● STATED PROBLEM
In the entries that follow, find the word "dommages" and report each line it is on.

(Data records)
* * *

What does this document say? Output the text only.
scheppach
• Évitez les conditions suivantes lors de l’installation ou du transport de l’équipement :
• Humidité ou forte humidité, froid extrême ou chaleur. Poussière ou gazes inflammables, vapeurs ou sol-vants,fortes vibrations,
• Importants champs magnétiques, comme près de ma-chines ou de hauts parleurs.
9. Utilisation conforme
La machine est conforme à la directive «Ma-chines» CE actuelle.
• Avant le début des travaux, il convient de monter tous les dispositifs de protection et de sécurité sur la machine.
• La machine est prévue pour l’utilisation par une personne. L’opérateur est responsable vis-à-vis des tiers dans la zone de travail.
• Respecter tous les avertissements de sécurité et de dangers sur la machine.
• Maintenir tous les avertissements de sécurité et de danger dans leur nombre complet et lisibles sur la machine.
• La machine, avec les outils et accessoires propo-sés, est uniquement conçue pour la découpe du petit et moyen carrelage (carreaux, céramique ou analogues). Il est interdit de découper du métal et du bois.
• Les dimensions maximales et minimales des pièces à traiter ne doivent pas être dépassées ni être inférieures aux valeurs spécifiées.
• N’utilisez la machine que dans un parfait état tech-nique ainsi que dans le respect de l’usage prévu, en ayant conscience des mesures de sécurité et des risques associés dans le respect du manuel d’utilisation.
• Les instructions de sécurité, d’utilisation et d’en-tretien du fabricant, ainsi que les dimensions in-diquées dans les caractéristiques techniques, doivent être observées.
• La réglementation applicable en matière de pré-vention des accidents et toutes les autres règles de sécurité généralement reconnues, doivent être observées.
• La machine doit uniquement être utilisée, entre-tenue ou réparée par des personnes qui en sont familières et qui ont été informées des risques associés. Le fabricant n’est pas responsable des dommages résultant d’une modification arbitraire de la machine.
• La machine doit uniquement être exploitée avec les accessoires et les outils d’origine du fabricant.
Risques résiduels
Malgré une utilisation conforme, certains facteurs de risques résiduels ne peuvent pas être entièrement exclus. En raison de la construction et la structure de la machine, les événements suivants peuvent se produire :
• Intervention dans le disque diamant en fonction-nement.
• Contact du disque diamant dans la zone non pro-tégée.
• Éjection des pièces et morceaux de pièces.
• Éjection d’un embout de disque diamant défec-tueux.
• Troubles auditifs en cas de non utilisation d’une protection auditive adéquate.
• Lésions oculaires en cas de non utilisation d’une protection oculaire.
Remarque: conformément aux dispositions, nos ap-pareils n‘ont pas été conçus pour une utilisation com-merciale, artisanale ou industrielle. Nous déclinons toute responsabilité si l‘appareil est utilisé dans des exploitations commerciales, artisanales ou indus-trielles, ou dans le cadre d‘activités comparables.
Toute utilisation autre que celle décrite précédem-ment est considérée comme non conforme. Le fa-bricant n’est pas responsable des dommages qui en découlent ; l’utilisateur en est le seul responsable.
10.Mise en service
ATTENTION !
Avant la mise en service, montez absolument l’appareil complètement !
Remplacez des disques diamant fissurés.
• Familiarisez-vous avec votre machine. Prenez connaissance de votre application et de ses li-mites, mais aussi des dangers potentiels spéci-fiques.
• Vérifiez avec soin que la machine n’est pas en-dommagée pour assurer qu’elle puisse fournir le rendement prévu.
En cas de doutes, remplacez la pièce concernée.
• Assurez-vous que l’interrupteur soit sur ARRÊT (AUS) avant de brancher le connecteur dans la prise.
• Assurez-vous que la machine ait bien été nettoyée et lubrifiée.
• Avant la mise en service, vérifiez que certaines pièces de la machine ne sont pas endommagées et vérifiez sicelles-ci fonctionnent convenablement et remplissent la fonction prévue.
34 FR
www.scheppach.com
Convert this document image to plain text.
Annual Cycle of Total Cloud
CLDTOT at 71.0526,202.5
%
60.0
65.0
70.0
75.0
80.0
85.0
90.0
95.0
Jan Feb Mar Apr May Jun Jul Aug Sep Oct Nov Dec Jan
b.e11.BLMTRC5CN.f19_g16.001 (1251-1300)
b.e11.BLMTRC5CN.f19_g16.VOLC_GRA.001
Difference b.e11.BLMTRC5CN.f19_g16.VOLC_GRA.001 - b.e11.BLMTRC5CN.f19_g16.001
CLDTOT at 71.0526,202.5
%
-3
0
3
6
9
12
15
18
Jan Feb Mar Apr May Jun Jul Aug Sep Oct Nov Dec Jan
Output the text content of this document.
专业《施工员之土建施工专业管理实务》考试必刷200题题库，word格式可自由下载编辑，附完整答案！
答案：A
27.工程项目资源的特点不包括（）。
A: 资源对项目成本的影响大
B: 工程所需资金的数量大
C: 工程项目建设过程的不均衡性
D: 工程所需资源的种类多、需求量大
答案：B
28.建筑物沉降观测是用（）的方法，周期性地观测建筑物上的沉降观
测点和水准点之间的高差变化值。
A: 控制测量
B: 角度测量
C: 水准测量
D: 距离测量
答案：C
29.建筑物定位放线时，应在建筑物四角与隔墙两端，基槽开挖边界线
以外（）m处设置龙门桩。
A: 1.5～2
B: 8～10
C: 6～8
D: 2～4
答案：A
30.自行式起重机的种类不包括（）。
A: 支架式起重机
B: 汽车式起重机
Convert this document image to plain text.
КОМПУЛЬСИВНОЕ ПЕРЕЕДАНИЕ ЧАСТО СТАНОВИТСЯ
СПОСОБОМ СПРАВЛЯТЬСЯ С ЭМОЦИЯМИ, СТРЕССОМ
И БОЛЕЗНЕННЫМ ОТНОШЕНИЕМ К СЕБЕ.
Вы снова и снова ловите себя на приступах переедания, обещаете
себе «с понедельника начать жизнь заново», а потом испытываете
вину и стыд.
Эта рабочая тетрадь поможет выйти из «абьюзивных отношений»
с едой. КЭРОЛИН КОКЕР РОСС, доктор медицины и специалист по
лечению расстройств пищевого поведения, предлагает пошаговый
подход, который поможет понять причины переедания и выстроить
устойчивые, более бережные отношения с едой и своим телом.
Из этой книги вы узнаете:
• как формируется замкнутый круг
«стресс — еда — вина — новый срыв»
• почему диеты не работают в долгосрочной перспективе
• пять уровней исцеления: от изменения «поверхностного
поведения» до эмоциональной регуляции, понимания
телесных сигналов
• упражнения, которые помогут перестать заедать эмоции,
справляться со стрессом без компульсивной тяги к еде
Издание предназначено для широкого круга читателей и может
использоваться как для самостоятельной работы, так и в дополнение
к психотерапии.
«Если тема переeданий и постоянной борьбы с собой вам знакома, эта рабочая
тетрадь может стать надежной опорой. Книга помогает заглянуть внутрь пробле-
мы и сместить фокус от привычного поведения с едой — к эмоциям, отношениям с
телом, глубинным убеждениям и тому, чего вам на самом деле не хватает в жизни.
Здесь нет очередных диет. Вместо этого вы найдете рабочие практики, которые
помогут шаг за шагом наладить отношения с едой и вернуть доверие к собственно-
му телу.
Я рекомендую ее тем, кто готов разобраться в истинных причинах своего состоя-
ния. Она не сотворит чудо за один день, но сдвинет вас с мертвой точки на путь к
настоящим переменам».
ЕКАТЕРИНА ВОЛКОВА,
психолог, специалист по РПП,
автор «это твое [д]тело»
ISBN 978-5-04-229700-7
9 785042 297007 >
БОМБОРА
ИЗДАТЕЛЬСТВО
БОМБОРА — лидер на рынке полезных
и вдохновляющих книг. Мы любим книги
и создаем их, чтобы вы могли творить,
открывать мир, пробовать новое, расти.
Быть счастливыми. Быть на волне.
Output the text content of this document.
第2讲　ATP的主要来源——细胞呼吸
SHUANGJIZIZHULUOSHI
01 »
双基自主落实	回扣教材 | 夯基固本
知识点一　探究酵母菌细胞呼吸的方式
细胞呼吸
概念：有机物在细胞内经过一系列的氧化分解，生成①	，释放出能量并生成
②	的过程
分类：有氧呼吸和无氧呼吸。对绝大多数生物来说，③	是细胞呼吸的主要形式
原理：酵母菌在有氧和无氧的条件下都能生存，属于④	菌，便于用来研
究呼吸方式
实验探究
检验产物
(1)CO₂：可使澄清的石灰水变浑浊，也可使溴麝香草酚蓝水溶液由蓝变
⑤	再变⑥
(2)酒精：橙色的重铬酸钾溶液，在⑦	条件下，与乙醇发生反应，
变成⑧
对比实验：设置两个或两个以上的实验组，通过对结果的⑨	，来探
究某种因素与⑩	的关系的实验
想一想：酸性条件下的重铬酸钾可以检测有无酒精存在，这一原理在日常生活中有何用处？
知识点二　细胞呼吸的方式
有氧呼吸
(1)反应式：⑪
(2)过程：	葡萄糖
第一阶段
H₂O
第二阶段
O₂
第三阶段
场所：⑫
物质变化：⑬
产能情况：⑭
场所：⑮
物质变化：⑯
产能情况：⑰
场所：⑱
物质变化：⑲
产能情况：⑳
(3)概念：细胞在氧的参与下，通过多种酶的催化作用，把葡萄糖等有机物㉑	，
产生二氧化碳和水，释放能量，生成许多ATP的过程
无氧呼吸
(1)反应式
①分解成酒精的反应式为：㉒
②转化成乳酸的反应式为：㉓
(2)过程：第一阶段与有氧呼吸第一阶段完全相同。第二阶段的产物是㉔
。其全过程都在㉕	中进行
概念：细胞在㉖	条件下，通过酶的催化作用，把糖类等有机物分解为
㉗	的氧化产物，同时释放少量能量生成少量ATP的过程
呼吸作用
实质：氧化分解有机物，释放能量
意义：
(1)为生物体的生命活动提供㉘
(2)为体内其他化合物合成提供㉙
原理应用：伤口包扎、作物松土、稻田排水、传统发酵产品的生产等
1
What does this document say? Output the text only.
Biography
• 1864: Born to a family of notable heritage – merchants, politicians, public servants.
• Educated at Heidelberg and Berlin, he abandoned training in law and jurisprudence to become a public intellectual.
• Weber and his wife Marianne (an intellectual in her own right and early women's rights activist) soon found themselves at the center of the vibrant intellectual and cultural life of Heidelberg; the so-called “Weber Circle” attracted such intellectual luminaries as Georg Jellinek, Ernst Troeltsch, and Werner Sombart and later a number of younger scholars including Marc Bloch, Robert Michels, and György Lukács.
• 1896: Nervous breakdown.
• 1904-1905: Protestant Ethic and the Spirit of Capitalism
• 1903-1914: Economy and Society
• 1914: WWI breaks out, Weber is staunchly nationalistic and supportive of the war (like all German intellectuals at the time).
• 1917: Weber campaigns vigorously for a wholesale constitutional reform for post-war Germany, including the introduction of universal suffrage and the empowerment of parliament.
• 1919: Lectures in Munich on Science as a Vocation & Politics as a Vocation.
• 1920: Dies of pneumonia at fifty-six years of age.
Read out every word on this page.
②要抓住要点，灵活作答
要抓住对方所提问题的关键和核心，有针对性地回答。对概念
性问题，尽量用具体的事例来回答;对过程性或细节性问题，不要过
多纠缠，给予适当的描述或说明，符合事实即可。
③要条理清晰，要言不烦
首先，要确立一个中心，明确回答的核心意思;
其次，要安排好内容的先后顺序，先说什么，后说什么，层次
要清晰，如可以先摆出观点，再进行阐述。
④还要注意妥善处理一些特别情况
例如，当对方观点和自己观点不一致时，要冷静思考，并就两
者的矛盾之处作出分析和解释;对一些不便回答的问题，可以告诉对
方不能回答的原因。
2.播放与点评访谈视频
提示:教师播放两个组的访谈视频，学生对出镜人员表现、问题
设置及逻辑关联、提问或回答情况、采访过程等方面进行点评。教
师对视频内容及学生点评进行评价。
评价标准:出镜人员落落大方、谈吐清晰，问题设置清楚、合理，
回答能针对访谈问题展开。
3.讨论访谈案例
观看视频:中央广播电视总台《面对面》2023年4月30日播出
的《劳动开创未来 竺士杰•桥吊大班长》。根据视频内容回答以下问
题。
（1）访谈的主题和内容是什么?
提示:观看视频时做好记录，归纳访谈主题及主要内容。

* * *

● RESULT BELOW
• La machine doit uniquement être utilisée, entre-tenue ou réparée par des personnes qui en sont familières et qui ont été informées des risques associés. Le fabricant n’est pas responsable des dommages résultant d’une modification arbitraire de la machine.
Toute utilisation autre que celle décrite précédem-ment est considérée comme non conforme. Le fa-bricant n’est pas responsable des dommages qui en découlent ; l’utilisateur en est le seul responsable.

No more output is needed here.